Express the stretch of lines from the start of the records through the line that contains "hw-q5-line1: 4ab +" as a JSON list of strings, one string per line, with blank lines left out.

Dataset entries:
§

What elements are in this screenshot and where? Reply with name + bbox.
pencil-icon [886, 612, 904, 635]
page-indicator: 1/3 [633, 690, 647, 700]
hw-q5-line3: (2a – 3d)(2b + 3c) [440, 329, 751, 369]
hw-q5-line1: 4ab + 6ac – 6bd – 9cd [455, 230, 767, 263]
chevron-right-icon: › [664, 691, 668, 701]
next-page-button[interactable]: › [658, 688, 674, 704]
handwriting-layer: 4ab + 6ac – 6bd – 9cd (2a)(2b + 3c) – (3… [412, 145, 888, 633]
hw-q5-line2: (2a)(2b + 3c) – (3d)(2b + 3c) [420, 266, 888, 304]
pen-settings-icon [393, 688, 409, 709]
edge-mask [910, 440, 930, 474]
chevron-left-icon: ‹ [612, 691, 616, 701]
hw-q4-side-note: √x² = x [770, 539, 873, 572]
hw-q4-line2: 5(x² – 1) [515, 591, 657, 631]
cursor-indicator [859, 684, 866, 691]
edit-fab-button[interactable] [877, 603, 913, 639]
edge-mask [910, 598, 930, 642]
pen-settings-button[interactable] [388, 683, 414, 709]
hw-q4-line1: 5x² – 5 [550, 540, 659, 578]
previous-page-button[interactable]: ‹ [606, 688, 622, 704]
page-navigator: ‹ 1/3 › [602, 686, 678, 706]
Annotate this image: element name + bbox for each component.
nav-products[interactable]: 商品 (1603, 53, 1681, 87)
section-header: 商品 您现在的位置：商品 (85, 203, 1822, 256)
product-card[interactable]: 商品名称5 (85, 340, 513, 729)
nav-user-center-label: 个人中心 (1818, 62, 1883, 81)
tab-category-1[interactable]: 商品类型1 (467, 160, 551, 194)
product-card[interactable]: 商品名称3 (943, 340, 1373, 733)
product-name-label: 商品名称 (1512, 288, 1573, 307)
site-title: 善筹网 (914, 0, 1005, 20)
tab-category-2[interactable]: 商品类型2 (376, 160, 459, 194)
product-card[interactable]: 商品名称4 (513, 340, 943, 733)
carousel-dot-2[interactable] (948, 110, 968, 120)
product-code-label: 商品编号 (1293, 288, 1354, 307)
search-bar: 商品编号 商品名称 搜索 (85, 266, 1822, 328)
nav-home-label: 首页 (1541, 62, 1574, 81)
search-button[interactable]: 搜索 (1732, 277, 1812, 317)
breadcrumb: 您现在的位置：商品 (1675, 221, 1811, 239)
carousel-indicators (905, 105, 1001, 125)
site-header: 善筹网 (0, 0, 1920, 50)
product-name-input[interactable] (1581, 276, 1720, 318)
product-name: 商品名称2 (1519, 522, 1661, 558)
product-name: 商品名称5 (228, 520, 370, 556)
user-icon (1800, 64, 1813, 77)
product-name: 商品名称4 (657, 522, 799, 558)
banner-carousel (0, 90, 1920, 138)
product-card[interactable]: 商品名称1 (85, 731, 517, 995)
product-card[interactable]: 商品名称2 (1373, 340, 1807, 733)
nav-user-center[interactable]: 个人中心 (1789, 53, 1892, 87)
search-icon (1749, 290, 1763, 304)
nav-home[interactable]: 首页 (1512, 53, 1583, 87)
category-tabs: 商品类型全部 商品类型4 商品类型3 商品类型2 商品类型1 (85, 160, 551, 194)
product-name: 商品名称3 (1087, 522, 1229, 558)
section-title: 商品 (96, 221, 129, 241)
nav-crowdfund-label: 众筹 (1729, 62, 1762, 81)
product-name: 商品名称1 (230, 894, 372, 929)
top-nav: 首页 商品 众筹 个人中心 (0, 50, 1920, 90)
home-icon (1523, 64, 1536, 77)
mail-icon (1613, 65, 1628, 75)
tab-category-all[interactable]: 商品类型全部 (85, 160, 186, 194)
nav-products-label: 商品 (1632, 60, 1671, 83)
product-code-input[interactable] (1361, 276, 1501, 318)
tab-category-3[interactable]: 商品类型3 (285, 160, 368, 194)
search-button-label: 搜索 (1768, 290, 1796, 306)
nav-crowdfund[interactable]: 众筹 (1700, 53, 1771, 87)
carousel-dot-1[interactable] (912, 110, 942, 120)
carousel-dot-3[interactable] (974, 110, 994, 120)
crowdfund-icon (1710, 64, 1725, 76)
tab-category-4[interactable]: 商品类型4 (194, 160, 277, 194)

§

Task solution:
[
  "What elements are in this screenshot and where? Reply with name + bbox.",
  "pencil-icon [886, 612, 904, 635]",
  "page-indicator: 1/3 [633, 690, 647, 700]",
  "hw-q5-line3: (2a – 3d)(2b + 3c) [440, 329, 751, 369]",
  "hw-q5-line1: 4ab + 6ac – 6bd – 9cd [455, 230, 767, 263]"
]